- **Goal**
Return the material word for word. Do not include the pictures.

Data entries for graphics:
** begin **

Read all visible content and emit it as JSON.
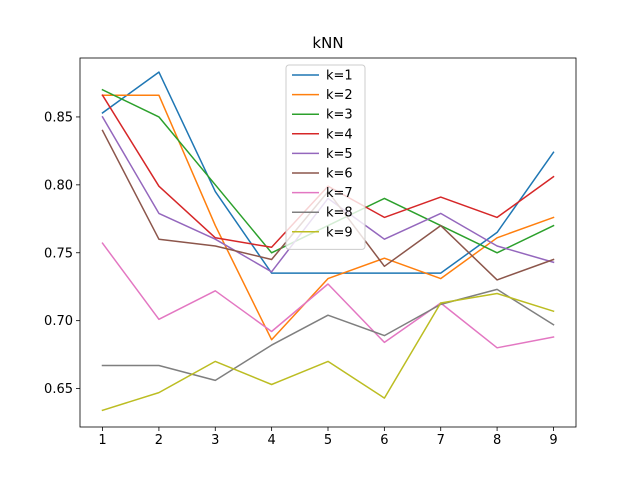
{
  "chart_data": {
    "type": "line",
    "title": "kNN",
    "xlabel": "",
    "ylabel": "",
    "x": [
      1,
      2,
      3,
      4,
      5,
      6,
      7,
      8,
      9
    ],
    "xlim": [
      0.6,
      9.4
    ],
    "ylim": [
      0.6217,
      0.8934
    ],
    "xticks": [
      1,
      2,
      3,
      4,
      5,
      6,
      7,
      8,
      9
    ],
    "yticks": [
      0.65,
      0.7,
      0.75,
      0.8,
      0.85
    ],
    "ytick_labels": [
      "0.65",
      "0.70",
      "0.75",
      "0.80",
      "0.85"
    ],
    "grid": false,
    "legend_position": "upper-center",
    "series": [
      {
        "name": "k=1",
        "color": "#1f77b4",
        "values": [
          0.853,
          0.883,
          0.795,
          0.735,
          0.735,
          0.735,
          0.735,
          0.765,
          0.824
        ]
      },
      {
        "name": "k=2",
        "color": "#ff7f0e",
        "values": [
          0.866,
          0.866,
          0.77,
          0.686,
          0.731,
          0.746,
          0.731,
          0.761,
          0.776
        ]
      },
      {
        "name": "k=3",
        "color": "#2ca02c",
        "values": [
          0.87,
          0.85,
          0.8,
          0.75,
          0.77,
          0.79,
          0.77,
          0.75,
          0.77
        ]
      },
      {
        "name": "k=4",
        "color": "#d62728",
        "values": [
          0.866,
          0.799,
          0.761,
          0.754,
          0.799,
          0.776,
          0.791,
          0.776,
          0.806
        ]
      },
      {
        "name": "k=5",
        "color": "#9467bd",
        "values": [
          0.85,
          0.779,
          0.76,
          0.736,
          0.79,
          0.76,
          0.779,
          0.755,
          0.743
        ]
      },
      {
        "name": "k=6",
        "color": "#8c564b",
        "values": [
          0.84,
          0.76,
          0.755,
          0.745,
          0.795,
          0.74,
          0.77,
          0.73,
          0.745
        ]
      },
      {
        "name": "k=7",
        "color": "#e377c2",
        "values": [
          0.757,
          0.701,
          0.722,
          0.692,
          0.727,
          0.684,
          0.713,
          0.68,
          0.688
        ]
      },
      {
        "name": "k=8",
        "color": "#7f7f7f",
        "values": [
          0.667,
          0.667,
          0.656,
          0.682,
          0.704,
          0.689,
          0.712,
          0.723,
          0.697
        ]
      },
      {
        "name": "k=9",
        "color": "#bcbd22",
        "values": [
          0.634,
          0.647,
          0.67,
          0.653,
          0.67,
          0.643,
          0.713,
          0.72,
          0.707
        ]
      }
    ]
  }
}
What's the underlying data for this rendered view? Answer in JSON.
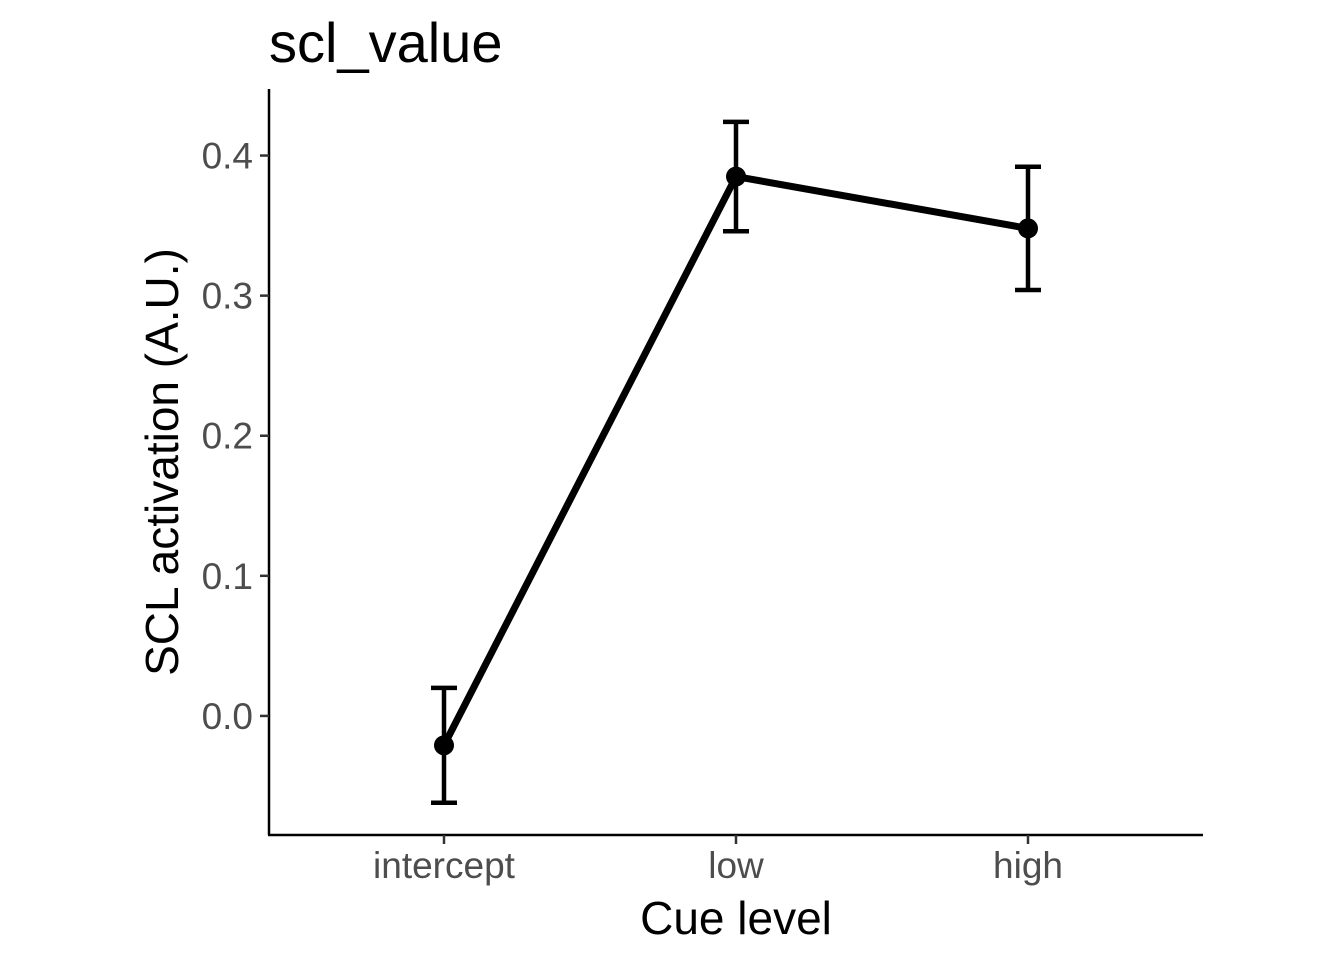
{
  "chart_data": {
    "type": "line",
    "title": "scl_value",
    "xlabel": "Cue level",
    "ylabel": "SCL activation (A.U.)",
    "categories": [
      "intercept",
      "low",
      "high"
    ],
    "series": [
      {
        "values": [
          -0.021,
          0.385,
          0.348
        ],
        "error_lower": [
          -0.062,
          0.346,
          0.304
        ],
        "error_upper": [
          0.02,
          0.424,
          0.392
        ]
      }
    ],
    "ylim": [
      -0.085,
      0.4475
    ],
    "yticks": [
      0.0,
      0.1,
      0.2,
      0.3,
      0.4
    ],
    "ytick_labels": [
      "0.0",
      "0.1",
      "0.2",
      "0.3",
      "0.4"
    ],
    "grid": false,
    "colors": {
      "series": "#000000",
      "tick_text": "#4d4d4d",
      "axis": "#000000"
    }
  }
}
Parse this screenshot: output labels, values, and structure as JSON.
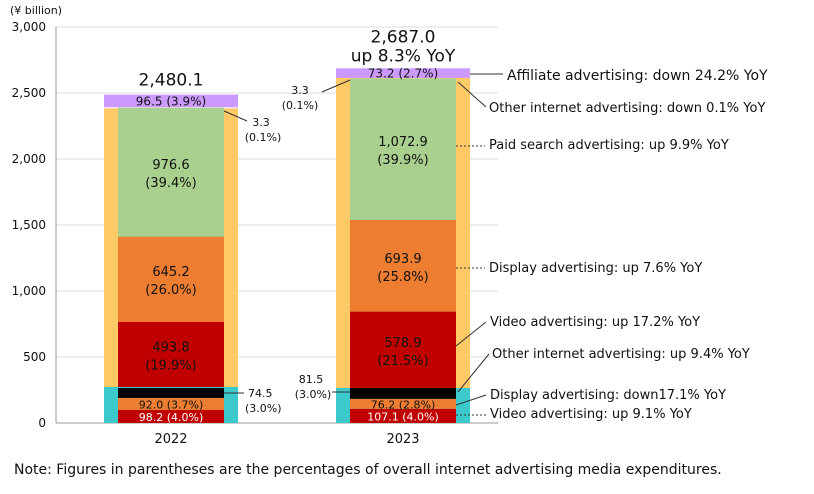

** end **

- **Worked solution**
Read all visible content and emit it as JSON.
{
  "chart_data": {
    "type": "line",
    "title": "kNN",
    "xlabel": "",
    "ylabel": "",
    "x": [
      1,
      2,
      3,
      4,
      5,
      6,
      7,
      8,
      9
    ],
    "xlim": [
      0.6,
      9.4
    ],
    "ylim": [
      0.6217,
      0.8934
    ],
    "xticks": [
      1,
      2,
      3,
      4,
      5,
      6,
      7,
      8,
      9
    ],
    "yticks": [
      0.65,
      0.7,
      0.75,
      0.8,
      0.85
    ],
    "ytick_labels": [
      "0.65",
      "0.70",
      "0.75",
      "0.80",
      "0.85"
    ],
    "grid": false,
    "legend_position": "upper-center",
    "series": [
      {
        "name": "k=1",
        "color": "#1f77b4",
        "values": [
          0.853,
          0.883,
          0.795,
          0.735,
          0.735,
          0.735,
          0.735,
          0.765,
          0.824
        ]
      },
      {
        "name": "k=2",
        "color": "#ff7f0e",
        "values": [
          0.866,
          0.866,
          0.77,
          0.686,
          0.731,
          0.746,
          0.731,
          0.761,
          0.776
        ]
      },
      {
        "name": "k=3",
        "color": "#2ca02c",
        "values": [
          0.87,
          0.85,
          0.8,
          0.75,
          0.77,
          0.79,
          0.77,
          0.75,
          0.77
        ]
      },
      {
        "name": "k=4",
        "color": "#d62728",
        "values": [
          0.866,
          0.799,
          0.761,
          0.754,
          0.799,
          0.776,
          0.791,
          0.776,
          0.806
        ]
      },
      {
        "name": "k=5",
        "color": "#9467bd",
        "values": [
          0.85,
          0.779,
          0.76,
          0.736,
          0.79,
          0.76,
          0.779,
          0.755,
          0.743
        ]
      },
      {
        "name": "k=6",
        "color": "#8c564b",
        "values": [
          0.84,
          0.76,
          0.755,
          0.745,
          0.795,
          0.74,
          0.77,
          0.73,
          0.745
        ]
      },
      {
        "name": "k=7",
        "color": "#e377c2",
        "values": [
          0.757,
          0.701,
          0.722,
          0.692,
          0.727,
          0.684,
          0.713,
          0.68,
          0.688
        ]
      },
      {
        "name": "k=8",
        "color": "#7f7f7f",
        "values": [
          0.667,
          0.667,
          0.656,
          0.682,
          0.704,
          0.689,
          0.712,
          0.723,
          0.697
        ]
      },
      {
        "name": "k=9",
        "color": "#bcbd22",
        "values": [
          0.634,
          0.647,
          0.67,
          0.653,
          0.67,
          0.643,
          0.713,
          0.72,
          0.707
        ]
      }
    ]
  }
}
What's the underlying data for this rendered view? Answer in JSON.
{
  "chart_data": {
    "type": "line",
    "title": "scl_value",
    "xlabel": "Cue level",
    "ylabel": "SCL activation (A.U.)",
    "categories": [
      "intercept",
      "low",
      "high"
    ],
    "series": [
      {
        "values": [
          -0.021,
          0.385,
          0.348
        ],
        "error_lower": [
          -0.062,
          0.346,
          0.304
        ],
        "error_upper": [
          0.02,
          0.424,
          0.392
        ]
      }
    ],
    "ylim": [
      -0.085,
      0.4475
    ],
    "yticks": [
      0.0,
      0.1,
      0.2,
      0.3,
      0.4
    ],
    "ytick_labels": [
      "0.0",
      "0.1",
      "0.2",
      "0.3",
      "0.4"
    ],
    "grid": false,
    "colors": {
      "series": "#000000",
      "tick_text": "#4d4d4d",
      "axis": "#000000"
    }
  }
}
Parse this screenshot: output labels, values, and structure as JSON.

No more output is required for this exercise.